## Directions
Every line that contains "screenshot" must be located and copied from the data.

★ ★ ★ ★ ★

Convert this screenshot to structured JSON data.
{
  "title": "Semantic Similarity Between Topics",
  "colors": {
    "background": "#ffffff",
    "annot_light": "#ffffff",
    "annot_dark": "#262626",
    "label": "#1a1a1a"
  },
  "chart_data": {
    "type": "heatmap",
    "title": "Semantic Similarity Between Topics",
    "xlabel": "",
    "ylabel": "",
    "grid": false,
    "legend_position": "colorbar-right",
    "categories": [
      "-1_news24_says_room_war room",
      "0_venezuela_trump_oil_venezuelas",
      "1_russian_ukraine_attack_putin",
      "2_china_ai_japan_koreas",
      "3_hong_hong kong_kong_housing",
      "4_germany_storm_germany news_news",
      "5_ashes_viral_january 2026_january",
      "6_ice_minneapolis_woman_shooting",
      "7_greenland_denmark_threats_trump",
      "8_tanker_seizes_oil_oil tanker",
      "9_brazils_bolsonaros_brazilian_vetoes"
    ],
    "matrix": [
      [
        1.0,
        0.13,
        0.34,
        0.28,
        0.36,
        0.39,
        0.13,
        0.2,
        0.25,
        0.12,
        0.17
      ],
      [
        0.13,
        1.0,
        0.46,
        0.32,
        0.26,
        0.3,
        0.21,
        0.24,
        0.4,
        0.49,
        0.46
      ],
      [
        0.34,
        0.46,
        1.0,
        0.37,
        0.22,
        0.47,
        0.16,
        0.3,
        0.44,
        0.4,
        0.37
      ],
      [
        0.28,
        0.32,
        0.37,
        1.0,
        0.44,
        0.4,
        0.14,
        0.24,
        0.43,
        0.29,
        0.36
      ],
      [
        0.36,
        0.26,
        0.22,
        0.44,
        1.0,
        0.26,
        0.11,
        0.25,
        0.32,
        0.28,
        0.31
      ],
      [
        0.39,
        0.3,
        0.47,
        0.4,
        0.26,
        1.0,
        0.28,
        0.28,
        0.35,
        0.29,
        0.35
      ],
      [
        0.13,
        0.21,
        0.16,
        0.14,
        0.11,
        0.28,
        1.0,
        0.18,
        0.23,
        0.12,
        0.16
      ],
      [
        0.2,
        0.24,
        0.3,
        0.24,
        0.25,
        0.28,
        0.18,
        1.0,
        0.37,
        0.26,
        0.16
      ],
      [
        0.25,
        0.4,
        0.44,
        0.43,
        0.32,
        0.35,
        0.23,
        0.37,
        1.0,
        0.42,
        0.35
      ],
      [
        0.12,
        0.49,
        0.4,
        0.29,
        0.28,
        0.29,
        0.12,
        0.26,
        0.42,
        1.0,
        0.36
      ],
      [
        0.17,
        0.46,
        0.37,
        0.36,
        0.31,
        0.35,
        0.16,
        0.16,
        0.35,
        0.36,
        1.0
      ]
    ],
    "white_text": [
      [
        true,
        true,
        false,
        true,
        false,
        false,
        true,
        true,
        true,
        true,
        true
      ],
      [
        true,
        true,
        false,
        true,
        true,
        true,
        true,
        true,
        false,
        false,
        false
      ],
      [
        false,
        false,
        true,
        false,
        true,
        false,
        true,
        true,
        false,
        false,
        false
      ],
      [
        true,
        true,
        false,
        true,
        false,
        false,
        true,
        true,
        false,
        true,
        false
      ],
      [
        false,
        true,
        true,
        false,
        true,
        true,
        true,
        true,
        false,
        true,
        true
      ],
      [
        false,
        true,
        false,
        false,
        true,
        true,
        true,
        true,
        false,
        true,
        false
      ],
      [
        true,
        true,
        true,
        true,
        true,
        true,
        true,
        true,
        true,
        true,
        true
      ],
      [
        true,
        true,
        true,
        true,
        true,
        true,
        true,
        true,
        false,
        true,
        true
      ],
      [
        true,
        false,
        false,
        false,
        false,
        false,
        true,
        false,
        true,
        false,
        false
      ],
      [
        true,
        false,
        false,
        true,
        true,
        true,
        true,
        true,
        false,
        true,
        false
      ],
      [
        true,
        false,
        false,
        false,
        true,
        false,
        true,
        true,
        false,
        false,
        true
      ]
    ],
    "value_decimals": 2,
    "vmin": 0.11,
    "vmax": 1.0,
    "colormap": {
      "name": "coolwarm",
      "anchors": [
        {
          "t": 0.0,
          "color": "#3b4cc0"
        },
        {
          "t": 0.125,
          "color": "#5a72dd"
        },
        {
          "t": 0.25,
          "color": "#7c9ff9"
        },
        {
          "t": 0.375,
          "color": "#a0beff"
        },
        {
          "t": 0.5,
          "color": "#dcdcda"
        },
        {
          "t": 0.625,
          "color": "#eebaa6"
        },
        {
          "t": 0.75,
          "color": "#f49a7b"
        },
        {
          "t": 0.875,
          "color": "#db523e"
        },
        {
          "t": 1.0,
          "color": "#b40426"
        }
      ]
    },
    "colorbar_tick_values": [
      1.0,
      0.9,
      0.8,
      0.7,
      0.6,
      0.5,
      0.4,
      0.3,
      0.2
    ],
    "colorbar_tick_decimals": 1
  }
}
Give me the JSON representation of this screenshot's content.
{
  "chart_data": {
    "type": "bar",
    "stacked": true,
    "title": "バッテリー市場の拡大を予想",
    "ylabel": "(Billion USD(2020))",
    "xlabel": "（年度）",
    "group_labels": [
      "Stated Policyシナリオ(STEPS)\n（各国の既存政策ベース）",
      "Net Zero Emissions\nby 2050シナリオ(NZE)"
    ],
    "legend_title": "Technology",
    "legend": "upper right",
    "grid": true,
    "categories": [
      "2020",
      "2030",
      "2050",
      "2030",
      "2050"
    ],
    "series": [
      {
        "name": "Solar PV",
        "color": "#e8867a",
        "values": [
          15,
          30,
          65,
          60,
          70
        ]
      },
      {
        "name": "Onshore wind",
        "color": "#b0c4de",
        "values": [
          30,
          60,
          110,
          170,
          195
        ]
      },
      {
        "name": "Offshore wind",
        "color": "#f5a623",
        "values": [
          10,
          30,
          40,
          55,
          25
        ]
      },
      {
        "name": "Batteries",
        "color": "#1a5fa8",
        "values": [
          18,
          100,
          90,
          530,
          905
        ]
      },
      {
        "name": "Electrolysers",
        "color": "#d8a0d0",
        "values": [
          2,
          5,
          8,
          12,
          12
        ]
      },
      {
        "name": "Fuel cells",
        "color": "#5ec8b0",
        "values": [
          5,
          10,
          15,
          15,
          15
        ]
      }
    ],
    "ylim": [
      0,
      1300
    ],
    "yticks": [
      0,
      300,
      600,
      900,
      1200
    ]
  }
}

★ ★ ★ ★ ★

## Completed exercise
Convert this screenshot to structured JSON data.
Give me the JSON representation of this screenshot's content.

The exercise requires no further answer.